Stored data:
[START]

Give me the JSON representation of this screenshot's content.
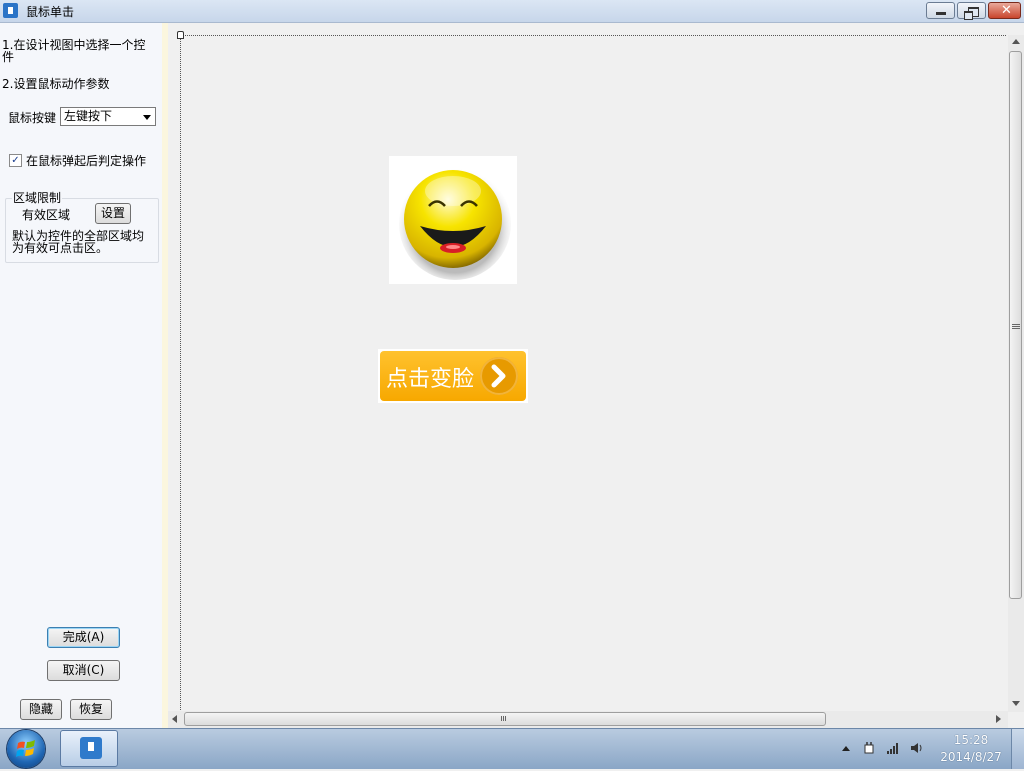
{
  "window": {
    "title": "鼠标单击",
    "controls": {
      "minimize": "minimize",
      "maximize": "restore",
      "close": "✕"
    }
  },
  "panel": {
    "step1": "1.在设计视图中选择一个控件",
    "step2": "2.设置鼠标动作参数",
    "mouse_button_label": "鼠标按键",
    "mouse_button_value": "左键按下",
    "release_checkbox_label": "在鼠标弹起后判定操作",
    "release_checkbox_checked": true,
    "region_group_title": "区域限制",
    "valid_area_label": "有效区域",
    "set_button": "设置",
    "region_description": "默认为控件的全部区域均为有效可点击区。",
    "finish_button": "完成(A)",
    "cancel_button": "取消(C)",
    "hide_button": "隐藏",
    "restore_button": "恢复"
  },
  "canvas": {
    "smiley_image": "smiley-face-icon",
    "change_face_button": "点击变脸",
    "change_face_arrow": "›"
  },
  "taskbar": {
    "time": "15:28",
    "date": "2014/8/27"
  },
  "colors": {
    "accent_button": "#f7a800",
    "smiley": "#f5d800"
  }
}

[END]

Exercise objective: Reproduce each line of the records exactly, and omit every picture.

Exercise response:
Give me the JSON representation of this screenshot's content.
{
  "window": {
    "title": "鼠标单击",
    "controls": {
      "minimize": "minimize",
      "maximize": "restore",
      "close": "✕"
    }
  },
  "panel": {
    "step1": "1.在设计视图中选择一个控件",
    "step2": "2.设置鼠标动作参数",
    "mouse_button_label": "鼠标按键",
    "mouse_button_value": "左键按下",
    "release_checkbox_label": "在鼠标弹起后判定操作",
    "release_checkbox_checked": true,
    "region_group_title": "区域限制",
    "valid_area_label": "有效区域",
    "set_button": "设置",
    "region_description": "默认为控件的全部区域均为有效可点击区。",
    "finish_button": "完成(A)",
    "cancel_button": "取消(C)",
    "hide_button": "隐藏",
    "restore_button": "恢复"
  },
  "canvas": {
    "smiley_image": "smiley-face-icon",
    "change_face_button": "点击变脸",
    "change_face_arrow": "›"
  },
  "taskbar": {
    "time": "15:28",
    "date": "2014/8/27"
  },
  "colors": {
    "accent_button": "#f7a800",
    "smiley": "#f5d800"
  }
}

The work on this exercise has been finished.